* **What is required**:
Pull every line with "Disease" from the data.

***

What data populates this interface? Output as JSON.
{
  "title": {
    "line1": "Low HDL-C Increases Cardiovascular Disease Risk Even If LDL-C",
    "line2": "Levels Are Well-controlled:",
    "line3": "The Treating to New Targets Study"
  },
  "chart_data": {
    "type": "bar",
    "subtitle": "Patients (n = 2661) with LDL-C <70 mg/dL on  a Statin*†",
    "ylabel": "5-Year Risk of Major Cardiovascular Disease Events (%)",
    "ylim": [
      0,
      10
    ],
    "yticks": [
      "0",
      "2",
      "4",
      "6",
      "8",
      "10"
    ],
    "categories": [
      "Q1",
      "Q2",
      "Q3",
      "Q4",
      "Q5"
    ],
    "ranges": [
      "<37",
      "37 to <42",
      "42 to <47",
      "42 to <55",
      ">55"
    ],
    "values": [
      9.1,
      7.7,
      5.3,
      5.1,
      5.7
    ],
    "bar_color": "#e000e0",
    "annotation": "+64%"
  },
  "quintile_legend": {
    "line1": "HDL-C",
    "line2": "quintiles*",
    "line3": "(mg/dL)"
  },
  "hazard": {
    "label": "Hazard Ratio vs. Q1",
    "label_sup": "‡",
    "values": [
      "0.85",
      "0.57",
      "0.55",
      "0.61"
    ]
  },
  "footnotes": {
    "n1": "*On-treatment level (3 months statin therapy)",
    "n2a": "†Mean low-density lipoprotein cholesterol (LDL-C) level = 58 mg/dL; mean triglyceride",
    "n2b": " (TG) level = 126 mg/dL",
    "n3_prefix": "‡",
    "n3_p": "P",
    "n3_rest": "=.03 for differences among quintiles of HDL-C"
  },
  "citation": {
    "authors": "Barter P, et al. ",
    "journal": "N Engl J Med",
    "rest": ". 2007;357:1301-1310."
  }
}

***

* **Result**:
    "line1": "Low HDL-C Increases Cardiovascular Disease Risk Even If LDL-C",
    "ylabel": "5-Year Risk of Major Cardiovascular Disease Events (%)",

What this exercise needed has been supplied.